- Founded: 1971; 55 years ago
- University: Ohio State University
- Athletic director: Ross Bjork
- Head coach: Jen Flynn Oldenburg (6th season)
- Conference: Big Ten
- Location: Columbus, Ohio, US
- Home arena: Covelli Center (capacity: 3,700)
- Nickname: Buckeyes
- Colors: Scarlet and gray

AIAW/NCAA tournament semifinal
- 1991, 1994

AIAW/NCAA Regional Final
- 1991, 1994, 2004, 2022

AIAW/NCAA regional semifinal
- 1989, 1991, 1993, 1994, 1995, 1996, 1997, 2001, 2002, 2004, 2006, 2010, 2011, 2014, 2015, 2016, 2020, 2021, 2022

AIAW/NCAA tournament appearance
- 1989, 1990, 1991, 1992, 1993, 1994, 1995, 1996, 1997, 1998, 2001, 2002, 2004, 2005, 2006, 2009, 2010, 2011, 2012, 2014, 2015, 2016, 2020, 2021, 2022

Conference regular season champion
- 1989, 1991, 1994

= Ohio State Buckeyes women's volleyball =

American college volleyball team

The Ohio State Buckeyes women's volleyball is one of the 19 women's varsity teams at Ohio State University in Columbus, Ohio. The Buckeyes are part of the Big Ten Conference. The team has been coached by Jen Flynn Oldenburg since 2020. Founded and played their first year in 1971, first playing in St. John Arena, Ohio State plays their home games in the Covelli Center.

▶ _Required work_
a: List every year the Ohio State women's volleyball profile gives for the team reaching the AIAW/NCAA Regional Final.
b: According to the Ohio State women's volleyball profile, in which arena did the team first play?
c: Please reproduce the Ohio State women's volleyball profile word for word from "American college volleyball" to "the Covelli Center.".
The records have nothing to do with any of this.

(Document layout analysis records)
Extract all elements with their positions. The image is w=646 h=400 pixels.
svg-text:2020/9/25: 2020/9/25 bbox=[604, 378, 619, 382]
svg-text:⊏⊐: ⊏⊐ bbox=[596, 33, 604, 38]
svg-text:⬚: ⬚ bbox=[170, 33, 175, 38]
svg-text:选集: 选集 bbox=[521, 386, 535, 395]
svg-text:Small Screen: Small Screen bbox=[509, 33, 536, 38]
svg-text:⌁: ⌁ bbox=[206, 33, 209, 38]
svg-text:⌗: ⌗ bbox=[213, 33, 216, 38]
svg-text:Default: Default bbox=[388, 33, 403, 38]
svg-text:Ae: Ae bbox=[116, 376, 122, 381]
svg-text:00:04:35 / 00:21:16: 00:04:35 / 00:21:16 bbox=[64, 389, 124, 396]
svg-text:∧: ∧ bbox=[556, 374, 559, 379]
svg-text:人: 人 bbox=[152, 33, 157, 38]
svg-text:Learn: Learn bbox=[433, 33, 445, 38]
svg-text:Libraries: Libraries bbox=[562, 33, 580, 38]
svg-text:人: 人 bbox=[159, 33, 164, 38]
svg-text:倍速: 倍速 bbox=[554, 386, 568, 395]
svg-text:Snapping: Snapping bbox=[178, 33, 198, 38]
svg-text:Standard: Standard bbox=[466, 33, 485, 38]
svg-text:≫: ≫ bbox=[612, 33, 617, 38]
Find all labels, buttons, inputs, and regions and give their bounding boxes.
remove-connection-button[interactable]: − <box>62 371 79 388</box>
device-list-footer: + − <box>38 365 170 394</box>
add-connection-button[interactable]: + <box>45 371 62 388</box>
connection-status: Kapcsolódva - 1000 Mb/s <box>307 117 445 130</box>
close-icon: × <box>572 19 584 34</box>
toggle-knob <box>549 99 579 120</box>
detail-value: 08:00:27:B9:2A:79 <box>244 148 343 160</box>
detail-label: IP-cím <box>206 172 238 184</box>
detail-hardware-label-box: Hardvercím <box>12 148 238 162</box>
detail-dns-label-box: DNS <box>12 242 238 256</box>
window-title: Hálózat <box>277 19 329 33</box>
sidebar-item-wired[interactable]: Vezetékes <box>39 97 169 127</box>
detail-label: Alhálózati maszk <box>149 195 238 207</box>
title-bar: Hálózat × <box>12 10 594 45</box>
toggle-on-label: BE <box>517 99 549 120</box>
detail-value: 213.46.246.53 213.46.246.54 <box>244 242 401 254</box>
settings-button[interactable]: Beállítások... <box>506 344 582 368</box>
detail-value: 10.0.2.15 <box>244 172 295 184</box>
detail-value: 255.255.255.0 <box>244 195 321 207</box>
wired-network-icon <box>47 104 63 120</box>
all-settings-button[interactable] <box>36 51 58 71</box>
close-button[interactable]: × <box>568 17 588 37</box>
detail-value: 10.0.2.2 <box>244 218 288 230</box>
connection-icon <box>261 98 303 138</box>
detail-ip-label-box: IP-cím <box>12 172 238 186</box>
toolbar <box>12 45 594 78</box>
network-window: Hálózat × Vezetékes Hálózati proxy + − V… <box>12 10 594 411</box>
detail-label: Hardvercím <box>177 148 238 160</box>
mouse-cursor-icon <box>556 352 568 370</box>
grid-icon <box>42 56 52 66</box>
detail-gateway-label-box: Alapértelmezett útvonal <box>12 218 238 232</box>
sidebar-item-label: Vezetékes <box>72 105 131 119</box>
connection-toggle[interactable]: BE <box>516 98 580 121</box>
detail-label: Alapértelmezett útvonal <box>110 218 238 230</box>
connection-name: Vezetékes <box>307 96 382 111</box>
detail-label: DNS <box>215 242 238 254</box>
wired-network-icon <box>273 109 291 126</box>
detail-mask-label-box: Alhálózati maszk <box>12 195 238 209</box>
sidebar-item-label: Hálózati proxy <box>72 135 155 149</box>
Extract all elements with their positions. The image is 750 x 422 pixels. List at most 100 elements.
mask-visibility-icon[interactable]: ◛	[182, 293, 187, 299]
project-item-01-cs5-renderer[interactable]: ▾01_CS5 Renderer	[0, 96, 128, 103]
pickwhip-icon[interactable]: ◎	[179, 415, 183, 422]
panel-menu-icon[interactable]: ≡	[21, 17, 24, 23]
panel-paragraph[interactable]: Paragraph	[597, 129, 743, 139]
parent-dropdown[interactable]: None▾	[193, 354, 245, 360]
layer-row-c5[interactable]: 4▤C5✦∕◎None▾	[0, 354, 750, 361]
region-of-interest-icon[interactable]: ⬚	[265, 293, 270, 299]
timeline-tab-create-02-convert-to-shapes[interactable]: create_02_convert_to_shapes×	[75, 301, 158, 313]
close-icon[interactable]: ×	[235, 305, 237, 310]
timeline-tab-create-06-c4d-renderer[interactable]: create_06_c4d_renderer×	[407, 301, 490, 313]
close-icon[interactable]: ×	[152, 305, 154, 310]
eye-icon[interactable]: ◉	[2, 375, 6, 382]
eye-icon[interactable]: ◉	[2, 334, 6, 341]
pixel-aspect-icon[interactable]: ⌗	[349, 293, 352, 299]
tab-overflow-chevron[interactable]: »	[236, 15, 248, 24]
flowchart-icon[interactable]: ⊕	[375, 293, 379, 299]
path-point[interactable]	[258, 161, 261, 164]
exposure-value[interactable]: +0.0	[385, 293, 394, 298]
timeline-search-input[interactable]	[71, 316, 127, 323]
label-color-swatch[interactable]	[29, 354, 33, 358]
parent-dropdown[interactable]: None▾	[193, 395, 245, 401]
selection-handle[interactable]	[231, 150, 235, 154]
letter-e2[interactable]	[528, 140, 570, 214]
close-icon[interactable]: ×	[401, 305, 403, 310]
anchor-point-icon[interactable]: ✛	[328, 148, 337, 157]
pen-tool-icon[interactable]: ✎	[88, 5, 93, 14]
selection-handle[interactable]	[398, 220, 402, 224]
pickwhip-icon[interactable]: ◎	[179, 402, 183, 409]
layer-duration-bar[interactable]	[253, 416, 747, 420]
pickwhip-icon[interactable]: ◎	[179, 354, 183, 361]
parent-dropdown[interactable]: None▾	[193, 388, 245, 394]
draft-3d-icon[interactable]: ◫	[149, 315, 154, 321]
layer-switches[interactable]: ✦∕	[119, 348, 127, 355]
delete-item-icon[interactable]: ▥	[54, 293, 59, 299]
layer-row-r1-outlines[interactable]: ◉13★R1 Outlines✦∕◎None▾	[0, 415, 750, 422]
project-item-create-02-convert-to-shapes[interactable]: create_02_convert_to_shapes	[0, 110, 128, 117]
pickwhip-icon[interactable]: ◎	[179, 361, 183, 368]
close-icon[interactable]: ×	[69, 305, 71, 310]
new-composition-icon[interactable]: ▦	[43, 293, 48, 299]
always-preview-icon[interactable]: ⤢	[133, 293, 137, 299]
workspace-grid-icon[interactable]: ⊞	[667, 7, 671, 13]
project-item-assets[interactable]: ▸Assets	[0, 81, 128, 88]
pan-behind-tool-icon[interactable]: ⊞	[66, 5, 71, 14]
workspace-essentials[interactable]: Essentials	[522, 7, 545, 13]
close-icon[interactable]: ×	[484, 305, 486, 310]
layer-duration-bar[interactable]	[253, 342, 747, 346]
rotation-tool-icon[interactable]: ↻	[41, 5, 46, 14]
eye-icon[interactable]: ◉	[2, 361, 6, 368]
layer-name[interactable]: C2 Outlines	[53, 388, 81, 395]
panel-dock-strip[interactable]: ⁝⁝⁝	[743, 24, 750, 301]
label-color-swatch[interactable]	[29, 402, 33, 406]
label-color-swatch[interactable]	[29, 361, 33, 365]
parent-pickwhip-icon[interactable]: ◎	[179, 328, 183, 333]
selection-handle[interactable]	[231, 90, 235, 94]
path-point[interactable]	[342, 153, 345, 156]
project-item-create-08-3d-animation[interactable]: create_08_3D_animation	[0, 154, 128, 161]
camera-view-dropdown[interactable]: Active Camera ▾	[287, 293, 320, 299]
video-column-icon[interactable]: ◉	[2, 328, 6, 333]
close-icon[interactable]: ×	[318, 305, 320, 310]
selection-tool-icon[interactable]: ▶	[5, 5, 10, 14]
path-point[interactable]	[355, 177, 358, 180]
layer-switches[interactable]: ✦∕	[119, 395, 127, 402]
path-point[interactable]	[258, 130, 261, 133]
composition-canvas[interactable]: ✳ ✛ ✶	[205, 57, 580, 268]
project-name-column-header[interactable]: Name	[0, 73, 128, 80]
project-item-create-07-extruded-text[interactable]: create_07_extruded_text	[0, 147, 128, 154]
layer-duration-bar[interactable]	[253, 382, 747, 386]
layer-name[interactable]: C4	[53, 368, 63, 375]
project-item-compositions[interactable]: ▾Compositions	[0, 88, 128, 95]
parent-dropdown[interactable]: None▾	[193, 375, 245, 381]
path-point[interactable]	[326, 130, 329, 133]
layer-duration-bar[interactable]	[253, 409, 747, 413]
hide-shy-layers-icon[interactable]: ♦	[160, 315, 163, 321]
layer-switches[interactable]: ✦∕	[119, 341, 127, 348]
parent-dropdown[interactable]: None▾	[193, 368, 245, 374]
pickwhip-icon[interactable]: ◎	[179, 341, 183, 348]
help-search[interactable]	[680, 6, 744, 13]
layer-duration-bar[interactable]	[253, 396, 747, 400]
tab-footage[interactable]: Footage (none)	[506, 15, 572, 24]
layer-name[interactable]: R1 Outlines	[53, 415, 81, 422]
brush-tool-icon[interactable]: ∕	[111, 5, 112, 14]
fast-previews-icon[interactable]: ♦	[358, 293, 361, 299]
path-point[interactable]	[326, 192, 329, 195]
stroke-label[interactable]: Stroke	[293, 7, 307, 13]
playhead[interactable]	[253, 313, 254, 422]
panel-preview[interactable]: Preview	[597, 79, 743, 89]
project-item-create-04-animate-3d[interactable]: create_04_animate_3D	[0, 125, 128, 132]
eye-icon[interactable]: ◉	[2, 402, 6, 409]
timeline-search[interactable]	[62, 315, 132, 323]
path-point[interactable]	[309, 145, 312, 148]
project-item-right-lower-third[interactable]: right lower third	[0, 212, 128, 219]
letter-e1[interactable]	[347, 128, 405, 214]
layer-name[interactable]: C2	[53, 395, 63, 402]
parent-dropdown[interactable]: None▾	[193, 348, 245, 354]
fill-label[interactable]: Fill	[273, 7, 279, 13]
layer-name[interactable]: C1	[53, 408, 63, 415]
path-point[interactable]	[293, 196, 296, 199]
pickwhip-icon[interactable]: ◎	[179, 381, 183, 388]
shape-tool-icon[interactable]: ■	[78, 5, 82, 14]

▶ _Exercise solutions_
a: 1991, 1994, 2004, 2022

b: St. John Arena

c:
American college volleyball team

The Ohio State Buckeyes women's volleyball is one of the 19 women's varsity teams at Ohio State University in Columbus, Ohio. The Buckeyes are part of the Big Ten Conference. The team has been coached by Jen Flynn Oldenburg since 2020. Founded and played their first year in 1971, first playing in St. John Arena, Ohio State plays their home games in the Covelli Center.